* _Short task 1_:
From the excerpt on middle-school popularity, reproduce the stretch from "Popularity is such" through "in that case." word for word.
* _Short task 2_:
Condense the paragraph of the excerpt on middle-school popularity that begins "Popularity is such a trivial theory" into a shorter version that keeps its main facts.

* _Source excerpt_:
• • •
If I had known this when I was 13, I would have combed my hair on a more regular basis.
The study, which is most definitely making me want to eat enough candy to put me in a diabetic coma/do drugs/crawl into my bed and cry, was done by Stockholm University and the Karolinska Institute and assessed children in sixth grade for their degree of “popularity, power and social status.”
Now, I have to ask: What kind of power were they expecting from a 13-year-old child? His ability to convince a girl in his class to go 7 Minutes in Heaven with him?
Popularity is such a trivial theory. And no, I’m not just saying this because I’m bitter that I’m at greater risk for alcohol dependency than others. Popularity in middle school ran parallel to who had the best desserts in his or her Power Rangers/My Little Pony lunchbox. By eighth grade, you were considered a cool girl if you had boobs and a cool guy if you were allowed to touch them. If you made it to second base, you were destined to be popular in high school. And if you went to an all-girls high school like I did, well no one was popular in that case.
• • •
* _Data listing_:
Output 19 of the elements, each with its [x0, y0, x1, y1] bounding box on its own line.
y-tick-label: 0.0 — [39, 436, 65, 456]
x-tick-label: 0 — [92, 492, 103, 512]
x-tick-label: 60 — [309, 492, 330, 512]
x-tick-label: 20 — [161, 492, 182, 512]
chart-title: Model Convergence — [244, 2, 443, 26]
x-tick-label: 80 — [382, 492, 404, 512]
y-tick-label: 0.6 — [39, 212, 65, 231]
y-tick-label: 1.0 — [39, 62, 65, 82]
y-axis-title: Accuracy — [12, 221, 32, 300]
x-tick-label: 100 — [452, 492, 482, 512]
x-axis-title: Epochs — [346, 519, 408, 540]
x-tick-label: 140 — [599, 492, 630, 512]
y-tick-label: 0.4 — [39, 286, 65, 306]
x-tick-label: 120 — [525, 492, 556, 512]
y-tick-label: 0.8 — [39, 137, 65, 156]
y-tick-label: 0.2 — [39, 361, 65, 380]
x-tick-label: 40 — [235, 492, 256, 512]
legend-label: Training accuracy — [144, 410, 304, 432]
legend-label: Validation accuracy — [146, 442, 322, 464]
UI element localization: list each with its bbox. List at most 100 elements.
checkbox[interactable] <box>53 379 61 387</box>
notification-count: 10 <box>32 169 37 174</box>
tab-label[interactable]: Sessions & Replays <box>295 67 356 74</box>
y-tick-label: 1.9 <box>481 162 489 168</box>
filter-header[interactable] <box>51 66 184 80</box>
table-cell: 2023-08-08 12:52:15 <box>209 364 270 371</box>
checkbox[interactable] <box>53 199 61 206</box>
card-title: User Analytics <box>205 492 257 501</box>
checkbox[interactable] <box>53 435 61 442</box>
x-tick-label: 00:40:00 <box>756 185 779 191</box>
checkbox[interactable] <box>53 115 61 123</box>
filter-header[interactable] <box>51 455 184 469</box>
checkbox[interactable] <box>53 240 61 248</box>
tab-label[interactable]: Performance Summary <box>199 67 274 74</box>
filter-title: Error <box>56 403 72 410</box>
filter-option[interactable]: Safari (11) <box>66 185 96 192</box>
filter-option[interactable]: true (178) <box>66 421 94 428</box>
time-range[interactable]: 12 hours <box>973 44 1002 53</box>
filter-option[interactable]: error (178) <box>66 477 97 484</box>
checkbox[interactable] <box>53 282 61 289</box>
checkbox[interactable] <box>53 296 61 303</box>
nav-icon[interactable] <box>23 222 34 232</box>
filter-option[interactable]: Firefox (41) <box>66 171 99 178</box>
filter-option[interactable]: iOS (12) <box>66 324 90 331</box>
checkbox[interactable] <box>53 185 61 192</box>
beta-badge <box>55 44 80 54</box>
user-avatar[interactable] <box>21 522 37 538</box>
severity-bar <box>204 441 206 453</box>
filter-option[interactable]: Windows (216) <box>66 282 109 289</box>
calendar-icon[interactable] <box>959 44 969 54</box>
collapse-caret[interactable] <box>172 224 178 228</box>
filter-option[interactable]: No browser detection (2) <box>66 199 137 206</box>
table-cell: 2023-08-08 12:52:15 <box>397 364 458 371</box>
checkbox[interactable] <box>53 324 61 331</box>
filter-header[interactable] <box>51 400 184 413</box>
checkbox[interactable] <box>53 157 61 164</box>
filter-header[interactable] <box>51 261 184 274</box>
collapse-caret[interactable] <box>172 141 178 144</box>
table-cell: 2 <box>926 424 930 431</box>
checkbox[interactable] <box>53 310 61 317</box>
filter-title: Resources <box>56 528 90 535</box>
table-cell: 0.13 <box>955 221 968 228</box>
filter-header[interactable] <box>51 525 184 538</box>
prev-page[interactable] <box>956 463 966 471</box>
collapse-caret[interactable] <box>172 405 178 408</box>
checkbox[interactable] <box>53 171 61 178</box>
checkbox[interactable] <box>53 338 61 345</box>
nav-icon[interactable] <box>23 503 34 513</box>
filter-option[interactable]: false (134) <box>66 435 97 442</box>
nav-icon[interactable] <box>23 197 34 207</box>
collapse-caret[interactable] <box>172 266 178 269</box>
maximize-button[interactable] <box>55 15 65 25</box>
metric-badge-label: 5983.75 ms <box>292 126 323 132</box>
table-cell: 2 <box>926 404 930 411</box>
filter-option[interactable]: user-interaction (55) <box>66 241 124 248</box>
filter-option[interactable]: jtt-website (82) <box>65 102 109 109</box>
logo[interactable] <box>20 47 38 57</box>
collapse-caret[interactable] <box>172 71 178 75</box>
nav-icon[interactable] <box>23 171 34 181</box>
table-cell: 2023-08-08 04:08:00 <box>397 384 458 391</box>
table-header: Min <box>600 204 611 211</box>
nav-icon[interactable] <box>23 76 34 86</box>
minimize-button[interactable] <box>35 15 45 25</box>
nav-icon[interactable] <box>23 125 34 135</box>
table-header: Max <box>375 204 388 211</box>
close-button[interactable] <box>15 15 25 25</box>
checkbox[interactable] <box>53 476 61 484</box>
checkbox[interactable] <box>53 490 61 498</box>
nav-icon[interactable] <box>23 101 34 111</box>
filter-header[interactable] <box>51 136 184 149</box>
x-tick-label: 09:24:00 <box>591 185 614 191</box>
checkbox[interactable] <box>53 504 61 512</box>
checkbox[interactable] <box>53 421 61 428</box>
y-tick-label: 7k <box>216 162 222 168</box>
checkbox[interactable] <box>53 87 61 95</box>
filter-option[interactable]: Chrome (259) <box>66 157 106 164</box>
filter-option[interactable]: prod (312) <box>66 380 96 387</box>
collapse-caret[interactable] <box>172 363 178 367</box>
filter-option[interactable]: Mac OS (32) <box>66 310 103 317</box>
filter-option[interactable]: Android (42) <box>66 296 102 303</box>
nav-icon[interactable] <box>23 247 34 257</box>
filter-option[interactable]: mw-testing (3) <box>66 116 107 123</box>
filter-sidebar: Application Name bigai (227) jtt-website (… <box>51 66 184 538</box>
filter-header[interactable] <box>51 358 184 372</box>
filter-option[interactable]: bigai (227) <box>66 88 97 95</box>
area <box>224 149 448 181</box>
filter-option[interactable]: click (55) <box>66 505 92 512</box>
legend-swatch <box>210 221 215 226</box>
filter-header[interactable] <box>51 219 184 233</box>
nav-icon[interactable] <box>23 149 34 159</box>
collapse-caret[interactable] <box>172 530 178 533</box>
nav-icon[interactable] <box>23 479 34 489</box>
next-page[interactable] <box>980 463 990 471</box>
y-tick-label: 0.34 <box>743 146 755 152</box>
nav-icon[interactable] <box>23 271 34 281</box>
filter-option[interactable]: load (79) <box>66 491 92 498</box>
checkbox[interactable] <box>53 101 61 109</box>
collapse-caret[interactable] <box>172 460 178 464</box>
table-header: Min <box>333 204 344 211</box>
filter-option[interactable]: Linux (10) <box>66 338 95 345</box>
• • •
* _Problem solution 1_:
Popularity is such a trivial theory. And no, I’m not just saying this because I’m bitter that I’m at greater risk for alcohol dependency than others. Popularity in middle school ran parallel to who had the best desserts in his or her Power Rangers/My Little Pony lunchbox. By eighth grade, you were considered a cool girl if you had boobs and a cool guy if you were allowed to touch them. If you made it to second base, you were destined to be popular in high school. And if you went to an all-girls high school like I did, well no one was popular in that case.

* _Problem solution 2_:
The writer calls popularity a trivial theory and says this isn't bitterness over being at greater risk for alcohol dependency. In middle school, popularity followed whoever had the best desserts in a Power Rangers or My Little Pony lunchbox. By eighth grade, a girl was cool if she had breasts and a guy was cool if he was allowed to touch them. Reaching second base meant a student was destined to be popular in high school. At an all-girls high school like the one the writer attended, no one was popular.